### EXERCISE REQUIREMENTS
Without the pictures, set down the records below word for word.

====== RAW DATA

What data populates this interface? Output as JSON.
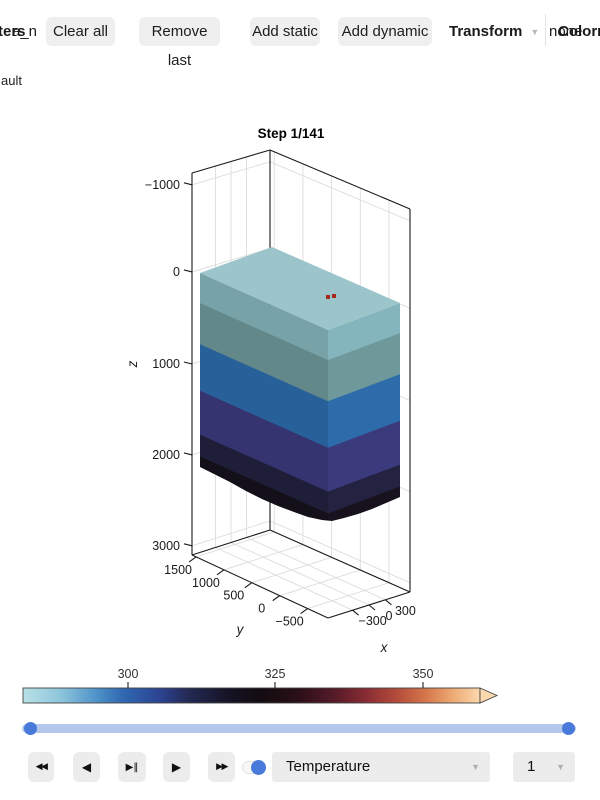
{
  "toolbar": {
    "left_overlap": {
      "bold": "tters",
      "regular": "a_n"
    },
    "buttons": [
      {
        "label": "Clear all"
      },
      {
        "label": "Remove last"
      },
      {
        "label": "Add static"
      },
      {
        "label": "Add dynamic"
      }
    ],
    "transform_label": "Transform",
    "caret": "▼",
    "right_overlap": {
      "regular": "none",
      "bold": "Colorm"
    }
  },
  "side_label": "ault",
  "chart_data": {
    "type": "contour3d-volume",
    "title": "Step 1/141",
    "axes": {
      "x": {
        "label": "x",
        "ticks": [
          "−300",
          "0",
          "300"
        ]
      },
      "y": {
        "label": "y",
        "ticks": [
          "1500",
          "1000",
          "500",
          "0",
          "−500"
        ]
      },
      "z": {
        "label": "z",
        "ticks": [
          "−1000",
          "0",
          "1000",
          "2000",
          "3000"
        ],
        "reversed": true
      }
    },
    "volume": {
      "top_color": "#9cc5cb",
      "marker_color": "#a5291f",
      "bands": [
        {
          "z_from": 0,
          "z_to": 330,
          "color": "#84b5bc"
        },
        {
          "z_from": 330,
          "z_to": 780,
          "color": "#6e989a"
        },
        {
          "z_from": 780,
          "z_to": 1290,
          "color": "#2d6bab"
        },
        {
          "z_from": 1290,
          "z_to": 1770,
          "color": "#3b3a7d"
        },
        {
          "z_from": 1770,
          "z_to": 2010,
          "color": "#232240"
        },
        {
          "z_from": 2010,
          "z_to": 2260,
          "color": "#17121d"
        },
        {
          "z_from": 2260,
          "z_to": 2400,
          "color": "#2b1020"
        },
        {
          "z_from": 2400,
          "z_to": 2500,
          "color": "#451629"
        },
        {
          "z_from": 2500,
          "z_to": 2590,
          "color": "#5d1c33"
        },
        {
          "z_from": 2590,
          "z_to": 2670,
          "color": "#75233e"
        },
        {
          "z_from": 2670,
          "z_to": 2750,
          "color": "#8b2c48"
        }
      ]
    },
    "colorbar": {
      "ticks": [
        "300",
        "325",
        "350"
      ],
      "tick_values": [
        300,
        325,
        350
      ],
      "gradient": [
        {
          "o": 0.0,
          "c": "#b9e1e6"
        },
        {
          "o": 0.08,
          "c": "#8ec6dc"
        },
        {
          "o": 0.16,
          "c": "#4f93c8"
        },
        {
          "o": 0.22,
          "c": "#2f67b2"
        },
        {
          "o": 0.3,
          "c": "#2c4391"
        },
        {
          "o": 0.36,
          "c": "#232a55"
        },
        {
          "o": 0.45,
          "c": "#151325"
        },
        {
          "o": 0.52,
          "c": "#120c10"
        },
        {
          "o": 0.6,
          "c": "#2a0f18"
        },
        {
          "o": 0.68,
          "c": "#551a28"
        },
        {
          "o": 0.75,
          "c": "#882c33"
        },
        {
          "o": 0.82,
          "c": "#b44d3b"
        },
        {
          "o": 0.88,
          "c": "#d4764b"
        },
        {
          "o": 0.94,
          "c": "#eda973"
        },
        {
          "o": 1.0,
          "c": "#fbd9ad"
        }
      ]
    }
  },
  "range_slider": {
    "track_color": "#b4c7ed",
    "handle_color": "#4a7ad9"
  },
  "player": {
    "buttons": [
      {
        "name": "rewind",
        "glyph": "◀◀"
      },
      {
        "name": "step-back",
        "glyph": "◀"
      },
      {
        "name": "play-pause",
        "glyph": "▶‖"
      },
      {
        "name": "play",
        "glyph": "▶"
      },
      {
        "name": "fast-forward",
        "glyph": "▶▶"
      }
    ],
    "toggle_on": true,
    "field_dropdown": {
      "value": "Temperature"
    },
    "speed_dropdown": {
      "value": "1"
    }
  }
}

============

### RESPONSE TO THIS TASK
What data populates this interface? Output as JSON.
{
  "toolbar": {
    "left_overlap": {
      "bold": "tters",
      "regular": "a_n"
    },
    "buttons": [
      {
        "label": "Clear all"
      },
      {
        "label": "Remove last"
      },
      {
        "label": "Add static"
      },
      {
        "label": "Add dynamic"
      }
    ],
    "transform_label": "Transform",
    "caret": "▼",
    "right_overlap": {
      "regular": "none",
      "bold": "Colorm"
    }
  },
  "side_label": "ault",
  "chart_data": {
    "type": "contour3d-volume",
    "title": "Step 1/141",
    "axes": {
      "x": {
        "label": "x",
        "ticks": [
          "−300",
          "0",
          "300"
        ]
      },
      "y": {
        "label": "y",
        "ticks": [
          "1500",
          "1000",
          "500",
          "0",
          "−500"
        ]
      },
      "z": {
        "label": "z",
        "ticks": [
          "−1000",
          "0",
          "1000",
          "2000",
          "3000"
        ],
        "reversed": true
      }
    },
    "volume": {
      "top_color": "#9cc5cb",
      "marker_color": "#a5291f",
      "bands": [
        {
          "z_from": 0,
          "z_to": 330,
          "color": "#84b5bc"
        },
        {
          "z_from": 330,
          "z_to": 780,
          "color": "#6e989a"
        },
        {
          "z_from": 780,
          "z_to": 1290,
          "color": "#2d6bab"
        },
        {
          "z_from": 1290,
          "z_to": 1770,
          "color": "#3b3a7d"
        },
        {
          "z_from": 1770,
          "z_to": 2010,
          "color": "#232240"
        },
        {
          "z_from": 2010,
          "z_to": 2260,
          "color": "#17121d"
        },
        {
          "z_from": 2260,
          "z_to": 2400,
          "color": "#2b1020"
        },
        {
          "z_from": 2400,
          "z_to": 2500,
          "color": "#451629"
        },
        {
          "z_from": 2500,
          "z_to": 2590,
          "color": "#5d1c33"
        },
        {
          "z_from": 2590,
          "z_to": 2670,
          "color": "#75233e"
        },
        {
          "z_from": 2670,
          "z_to": 2750,
          "color": "#8b2c48"
        }
      ]
    },
    "colorbar": {
      "ticks": [
        "300",
        "325",
        "350"
      ],
      "tick_values": [
        300,
        325,
        350
      ],
      "gradient": [
        {
          "o": 0.0,
          "c": "#b9e1e6"
        },
        {
          "o": 0.08,
          "c": "#8ec6dc"
        },
        {
          "o": 0.16,
          "c": "#4f93c8"
        },
        {
          "o": 0.22,
          "c": "#2f67b2"
        },
        {
          "o": 0.3,
          "c": "#2c4391"
        },
        {
          "o": 0.36,
          "c": "#232a55"
        },
        {
          "o": 0.45,
          "c": "#151325"
        },
        {
          "o": 0.52,
          "c": "#120c10"
        },
        {
          "o": 0.6,
          "c": "#2a0f18"
        },
        {
          "o": 0.68,
          "c": "#551a28"
        },
        {
          "o": 0.75,
          "c": "#882c33"
        },
        {
          "o": 0.82,
          "c": "#b44d3b"
        },
        {
          "o": 0.88,
          "c": "#d4764b"
        },
        {
          "o": 0.94,
          "c": "#eda973"
        },
        {
          "o": 1.0,
          "c": "#fbd9ad"
        }
      ]
    }
  },
  "range_slider": {
    "track_color": "#b4c7ed",
    "handle_color": "#4a7ad9"
  },
  "player": {
    "buttons": [
      {
        "name": "rewind",
        "glyph": "◀◀"
      },
      {
        "name": "step-back",
        "glyph": "◀"
      },
      {
        "name": "play-pause",
        "glyph": "▶‖"
      },
      {
        "name": "play",
        "glyph": "▶"
      },
      {
        "name": "fast-forward",
        "glyph": "▶▶"
      }
    ],
    "toggle_on": true,
    "field_dropdown": {
      "value": "Temperature"
    },
    "speed_dropdown": {
      "value": "1"
    }
  }
}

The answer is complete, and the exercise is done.